In the listing that follows, count each line containing the string "αὐτὸν" and report only the count.

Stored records
— Start —
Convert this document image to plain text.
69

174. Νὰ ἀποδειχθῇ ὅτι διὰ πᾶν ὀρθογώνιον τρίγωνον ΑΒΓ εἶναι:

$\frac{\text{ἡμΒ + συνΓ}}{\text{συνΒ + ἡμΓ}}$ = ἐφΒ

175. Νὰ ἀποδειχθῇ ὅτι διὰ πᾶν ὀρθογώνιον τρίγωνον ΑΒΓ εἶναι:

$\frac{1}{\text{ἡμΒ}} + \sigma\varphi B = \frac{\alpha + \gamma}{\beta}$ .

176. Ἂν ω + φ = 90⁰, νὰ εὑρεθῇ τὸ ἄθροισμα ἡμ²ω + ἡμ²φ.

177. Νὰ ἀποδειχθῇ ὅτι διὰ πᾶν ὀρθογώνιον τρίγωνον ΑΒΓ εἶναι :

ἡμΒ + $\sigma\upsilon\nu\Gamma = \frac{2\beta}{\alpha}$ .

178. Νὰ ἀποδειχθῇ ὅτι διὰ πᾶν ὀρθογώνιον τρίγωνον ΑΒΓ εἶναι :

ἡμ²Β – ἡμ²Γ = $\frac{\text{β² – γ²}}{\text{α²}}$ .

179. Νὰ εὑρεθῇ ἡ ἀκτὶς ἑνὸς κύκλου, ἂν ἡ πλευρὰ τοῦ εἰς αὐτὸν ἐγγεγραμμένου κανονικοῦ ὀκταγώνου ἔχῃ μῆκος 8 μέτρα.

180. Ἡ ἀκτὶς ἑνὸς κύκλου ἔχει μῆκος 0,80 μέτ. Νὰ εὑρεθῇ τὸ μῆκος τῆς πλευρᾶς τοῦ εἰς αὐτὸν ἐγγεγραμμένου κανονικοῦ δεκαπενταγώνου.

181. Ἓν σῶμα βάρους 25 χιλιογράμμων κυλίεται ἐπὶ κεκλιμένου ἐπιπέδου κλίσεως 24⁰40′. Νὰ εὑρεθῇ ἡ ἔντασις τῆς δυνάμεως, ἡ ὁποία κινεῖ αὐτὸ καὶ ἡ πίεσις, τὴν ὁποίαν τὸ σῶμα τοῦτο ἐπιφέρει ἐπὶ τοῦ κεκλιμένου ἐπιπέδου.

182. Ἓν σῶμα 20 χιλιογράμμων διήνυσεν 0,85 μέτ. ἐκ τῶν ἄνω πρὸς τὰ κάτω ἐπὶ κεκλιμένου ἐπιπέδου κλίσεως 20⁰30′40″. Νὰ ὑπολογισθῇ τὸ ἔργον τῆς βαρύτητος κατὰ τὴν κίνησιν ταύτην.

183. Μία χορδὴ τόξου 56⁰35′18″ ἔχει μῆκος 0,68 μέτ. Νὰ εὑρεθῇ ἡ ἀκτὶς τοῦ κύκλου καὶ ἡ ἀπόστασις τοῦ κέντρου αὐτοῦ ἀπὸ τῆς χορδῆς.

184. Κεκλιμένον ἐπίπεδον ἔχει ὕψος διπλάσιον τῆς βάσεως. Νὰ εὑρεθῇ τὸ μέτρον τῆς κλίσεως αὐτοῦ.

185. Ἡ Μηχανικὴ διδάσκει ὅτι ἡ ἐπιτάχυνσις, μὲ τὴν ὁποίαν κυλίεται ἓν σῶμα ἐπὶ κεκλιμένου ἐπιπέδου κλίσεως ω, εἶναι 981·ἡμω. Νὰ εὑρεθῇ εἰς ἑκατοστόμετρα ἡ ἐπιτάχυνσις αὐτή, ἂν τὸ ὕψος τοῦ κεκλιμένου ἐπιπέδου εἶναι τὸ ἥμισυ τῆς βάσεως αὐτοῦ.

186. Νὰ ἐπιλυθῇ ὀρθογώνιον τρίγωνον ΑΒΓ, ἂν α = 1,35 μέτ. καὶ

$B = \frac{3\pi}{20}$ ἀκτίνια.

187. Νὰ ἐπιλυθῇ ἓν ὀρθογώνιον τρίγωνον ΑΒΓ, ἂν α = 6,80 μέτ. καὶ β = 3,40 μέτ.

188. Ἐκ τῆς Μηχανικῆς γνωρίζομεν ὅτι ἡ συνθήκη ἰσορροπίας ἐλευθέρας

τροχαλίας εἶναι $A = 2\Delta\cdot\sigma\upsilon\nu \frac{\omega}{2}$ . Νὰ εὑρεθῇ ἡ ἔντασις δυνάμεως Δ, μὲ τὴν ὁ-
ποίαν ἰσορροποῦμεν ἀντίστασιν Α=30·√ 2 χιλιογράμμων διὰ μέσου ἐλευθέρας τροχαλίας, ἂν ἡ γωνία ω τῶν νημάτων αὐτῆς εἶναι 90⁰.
— End —
*EXERCISE ANSWER*:
2